##### Supplied records #####

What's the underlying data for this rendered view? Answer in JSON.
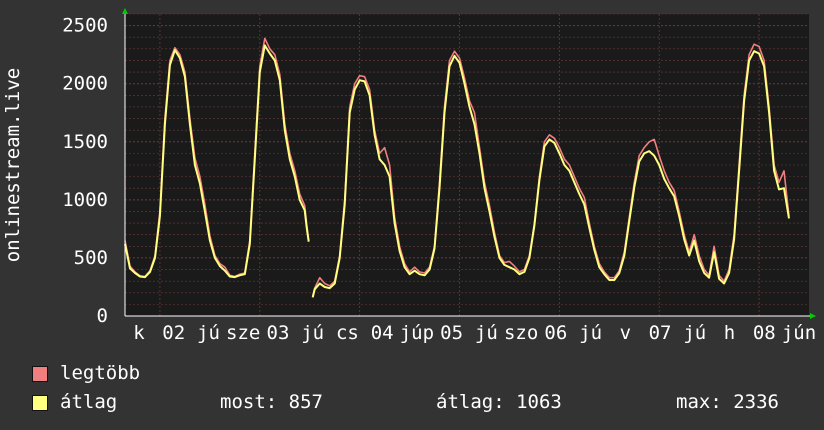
{
  "chart_data": {
    "type": "line",
    "ylabel": "onlinestream.live",
    "ylim": [
      0,
      2600
    ],
    "y_ticks": [
      0,
      500,
      1000,
      1500,
      2000,
      2500
    ],
    "x_tick_labels": [
      "k",
      "02",
      "jú",
      "sze",
      "03",
      "jú",
      "cs",
      "04",
      "júp",
      "05",
      "jú",
      "szo",
      "06",
      "jú",
      "v",
      "07",
      "jú",
      "h",
      "08",
      "jún"
    ],
    "x_range": [
      0,
      6.85
    ],
    "series": [
      {
        "name": "legtöbb",
        "color": "#f07f7f",
        "segments": [
          [
            [
              0,
              650
            ],
            [
              0.05,
              430
            ],
            [
              0.1,
              380
            ],
            [
              0.15,
              345
            ],
            [
              0.2,
              340
            ],
            [
              0.25,
              390
            ],
            [
              0.3,
              520
            ],
            [
              0.35,
              900
            ],
            [
              0.4,
              1700
            ],
            [
              0.45,
              2200
            ],
            [
              0.5,
              2310
            ],
            [
              0.55,
              2250
            ],
            [
              0.6,
              2100
            ],
            [
              0.65,
              1700
            ],
            [
              0.7,
              1360
            ],
            [
              0.75,
              1200
            ],
            [
              0.8,
              960
            ],
            [
              0.85,
              690
            ],
            [
              0.9,
              520
            ],
            [
              0.95,
              450
            ],
            [
              1.0,
              420
            ],
            [
              1.05,
              350
            ],
            [
              1.1,
              340
            ],
            [
              1.15,
              360
            ],
            [
              1.2,
              370
            ],
            [
              1.25,
              650
            ],
            [
              1.3,
              1400
            ],
            [
              1.35,
              2150
            ],
            [
              1.4,
              2390
            ],
            [
              1.45,
              2300
            ],
            [
              1.5,
              2250
            ],
            [
              1.55,
              2080
            ],
            [
              1.6,
              1650
            ],
            [
              1.65,
              1400
            ],
            [
              1.7,
              1250
            ],
            [
              1.75,
              1050
            ],
            [
              1.8,
              950
            ],
            [
              1.82,
              790
            ],
            [
              1.84,
              650
            ]
          ],
          [
            [
              1.88,
              170
            ],
            [
              1.9,
              240
            ],
            [
              1.95,
              330
            ],
            [
              2.0,
              280
            ],
            [
              2.05,
              260
            ],
            [
              2.1,
              300
            ],
            [
              2.15,
              520
            ],
            [
              2.2,
              1000
            ],
            [
              2.25,
              1800
            ],
            [
              2.3,
              2000
            ],
            [
              2.35,
              2070
            ],
            [
              2.4,
              2060
            ],
            [
              2.45,
              1950
            ],
            [
              2.5,
              1600
            ],
            [
              2.55,
              1400
            ],
            [
              2.6,
              1450
            ],
            [
              2.65,
              1300
            ],
            [
              2.7,
              850
            ],
            [
              2.75,
              600
            ],
            [
              2.8,
              450
            ],
            [
              2.85,
              380
            ],
            [
              2.9,
              420
            ],
            [
              2.95,
              380
            ],
            [
              3.0,
              370
            ],
            [
              3.05,
              420
            ],
            [
              3.1,
              600
            ],
            [
              3.15,
              1150
            ],
            [
              3.2,
              1800
            ],
            [
              3.25,
              2200
            ],
            [
              3.3,
              2280
            ],
            [
              3.35,
              2220
            ],
            [
              3.4,
              2050
            ],
            [
              3.45,
              1850
            ],
            [
              3.5,
              1750
            ],
            [
              3.55,
              1450
            ],
            [
              3.6,
              1150
            ],
            [
              3.65,
              950
            ],
            [
              3.7,
              720
            ],
            [
              3.75,
              520
            ],
            [
              3.8,
              460
            ],
            [
              3.85,
              470
            ],
            [
              3.9,
              430
            ],
            [
              3.95,
              380
            ],
            [
              4.0,
              400
            ],
            [
              4.05,
              520
            ],
            [
              4.1,
              800
            ],
            [
              4.15,
              1200
            ],
            [
              4.2,
              1500
            ],
            [
              4.25,
              1560
            ],
            [
              4.3,
              1530
            ],
            [
              4.35,
              1450
            ],
            [
              4.4,
              1350
            ],
            [
              4.45,
              1300
            ],
            [
              4.5,
              1200
            ],
            [
              4.55,
              1100
            ],
            [
              4.6,
              1020
            ],
            [
              4.65,
              800
            ],
            [
              4.7,
              600
            ],
            [
              4.75,
              450
            ],
            [
              4.8,
              380
            ],
            [
              4.85,
              330
            ],
            [
              4.9,
              330
            ],
            [
              4.95,
              390
            ],
            [
              5.0,
              550
            ],
            [
              5.05,
              850
            ],
            [
              5.1,
              1150
            ],
            [
              5.15,
              1380
            ],
            [
              5.2,
              1450
            ],
            [
              5.25,
              1500
            ],
            [
              5.3,
              1520
            ],
            [
              5.35,
              1380
            ],
            [
              5.4,
              1250
            ],
            [
              5.45,
              1150
            ],
            [
              5.5,
              1080
            ],
            [
              5.55,
              900
            ],
            [
              5.6,
              700
            ],
            [
              5.65,
              550
            ],
            [
              5.7,
              700
            ],
            [
              5.75,
              520
            ],
            [
              5.8,
              400
            ],
            [
              5.85,
              350
            ],
            [
              5.9,
              600
            ],
            [
              5.95,
              350
            ],
            [
              6.0,
              300
            ],
            [
              6.05,
              400
            ],
            [
              6.1,
              700
            ],
            [
              6.15,
              1300
            ],
            [
              6.2,
              1900
            ],
            [
              6.25,
              2250
            ],
            [
              6.3,
              2340
            ],
            [
              6.35,
              2320
            ],
            [
              6.4,
              2200
            ],
            [
              6.45,
              1800
            ],
            [
              6.5,
              1300
            ],
            [
              6.55,
              1150
            ],
            [
              6.6,
              1250
            ],
            [
              6.65,
              860
            ]
          ]
        ]
      },
      {
        "name": "átlag",
        "color": "#ffff80",
        "segments": [
          [
            [
              0,
              620
            ],
            [
              0.05,
              410
            ],
            [
              0.1,
              370
            ],
            [
              0.15,
              340
            ],
            [
              0.2,
              335
            ],
            [
              0.25,
              380
            ],
            [
              0.3,
              500
            ],
            [
              0.35,
              860
            ],
            [
              0.4,
              1650
            ],
            [
              0.45,
              2160
            ],
            [
              0.5,
              2290
            ],
            [
              0.55,
              2220
            ],
            [
              0.6,
              2060
            ],
            [
              0.65,
              1650
            ],
            [
              0.7,
              1300
            ],
            [
              0.75,
              1140
            ],
            [
              0.8,
              900
            ],
            [
              0.85,
              650
            ],
            [
              0.9,
              500
            ],
            [
              0.95,
              430
            ],
            [
              1.0,
              390
            ],
            [
              1.05,
              340
            ],
            [
              1.1,
              335
            ],
            [
              1.15,
              350
            ],
            [
              1.2,
              360
            ],
            [
              1.25,
              620
            ],
            [
              1.3,
              1350
            ],
            [
              1.35,
              2100
            ],
            [
              1.4,
              2330
            ],
            [
              1.45,
              2260
            ],
            [
              1.5,
              2200
            ],
            [
              1.55,
              2030
            ],
            [
              1.6,
              1600
            ],
            [
              1.65,
              1350
            ],
            [
              1.7,
              1200
            ],
            [
              1.75,
              1000
            ],
            [
              1.8,
              910
            ],
            [
              1.82,
              760
            ],
            [
              1.84,
              640
            ]
          ],
          [
            [
              1.88,
              160
            ],
            [
              1.9,
              230
            ],
            [
              1.95,
              280
            ],
            [
              2.0,
              250
            ],
            [
              2.05,
              240
            ],
            [
              2.1,
              280
            ],
            [
              2.15,
              500
            ],
            [
              2.2,
              960
            ],
            [
              2.25,
              1750
            ],
            [
              2.3,
              1950
            ],
            [
              2.35,
              2030
            ],
            [
              2.4,
              2020
            ],
            [
              2.45,
              1900
            ],
            [
              2.5,
              1560
            ],
            [
              2.55,
              1350
            ],
            [
              2.6,
              1300
            ],
            [
              2.65,
              1200
            ],
            [
              2.7,
              800
            ],
            [
              2.75,
              560
            ],
            [
              2.8,
              420
            ],
            [
              2.85,
              360
            ],
            [
              2.9,
              390
            ],
            [
              2.95,
              360
            ],
            [
              3.0,
              350
            ],
            [
              3.05,
              400
            ],
            [
              3.1,
              580
            ],
            [
              3.15,
              1100
            ],
            [
              3.2,
              1750
            ],
            [
              3.25,
              2150
            ],
            [
              3.3,
              2240
            ],
            [
              3.35,
              2180
            ],
            [
              3.4,
              2000
            ],
            [
              3.45,
              1800
            ],
            [
              3.5,
              1650
            ],
            [
              3.55,
              1400
            ],
            [
              3.6,
              1100
            ],
            [
              3.65,
              900
            ],
            [
              3.7,
              680
            ],
            [
              3.75,
              500
            ],
            [
              3.8,
              440
            ],
            [
              3.85,
              420
            ],
            [
              3.9,
              400
            ],
            [
              3.95,
              360
            ],
            [
              4.0,
              380
            ],
            [
              4.05,
              500
            ],
            [
              4.1,
              780
            ],
            [
              4.15,
              1170
            ],
            [
              4.2,
              1460
            ],
            [
              4.25,
              1520
            ],
            [
              4.3,
              1490
            ],
            [
              4.35,
              1400
            ],
            [
              4.4,
              1300
            ],
            [
              4.45,
              1250
            ],
            [
              4.5,
              1150
            ],
            [
              4.55,
              1050
            ],
            [
              4.6,
              960
            ],
            [
              4.65,
              760
            ],
            [
              4.7,
              570
            ],
            [
              4.75,
              420
            ],
            [
              4.8,
              360
            ],
            [
              4.85,
              310
            ],
            [
              4.9,
              310
            ],
            [
              4.95,
              370
            ],
            [
              5.0,
              520
            ],
            [
              5.05,
              820
            ],
            [
              5.1,
              1110
            ],
            [
              5.15,
              1330
            ],
            [
              5.2,
              1400
            ],
            [
              5.25,
              1420
            ],
            [
              5.3,
              1380
            ],
            [
              5.35,
              1300
            ],
            [
              5.4,
              1180
            ],
            [
              5.45,
              1100
            ],
            [
              5.5,
              1030
            ],
            [
              5.55,
              860
            ],
            [
              5.6,
              660
            ],
            [
              5.65,
              520
            ],
            [
              5.7,
              650
            ],
            [
              5.75,
              470
            ],
            [
              5.8,
              370
            ],
            [
              5.85,
              330
            ],
            [
              5.9,
              550
            ],
            [
              5.95,
              320
            ],
            [
              6.0,
              280
            ],
            [
              6.05,
              370
            ],
            [
              6.1,
              660
            ],
            [
              6.15,
              1250
            ],
            [
              6.2,
              1850
            ],
            [
              6.25,
              2200
            ],
            [
              6.3,
              2280
            ],
            [
              6.35,
              2260
            ],
            [
              6.4,
              2150
            ],
            [
              6.45,
              1750
            ],
            [
              6.5,
              1250
            ],
            [
              6.55,
              1090
            ],
            [
              6.6,
              1100
            ],
            [
              6.65,
              840
            ]
          ]
        ]
      }
    ]
  },
  "legend": {
    "max_label": "legtöbb",
    "avg_label": "átlag",
    "now_text": "most: 857",
    "avg_text": "átlag: 1063",
    "max_text": "max: 2336"
  },
  "colors": {
    "background": "#333333",
    "plot_background": "#1a1a1a",
    "grid": "#6b3a3a",
    "max_series": "#f07f7f",
    "avg_series": "#ffff80",
    "axis": "#ffffff",
    "axis_arrow": "#00cc00"
  }
}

#####

Identify each line in the records above that contains the word "átlag", and copy it out in full.

        "name": "átlag",
    "avg_label": "átlag",
    "avg_text": "átlag: 1063",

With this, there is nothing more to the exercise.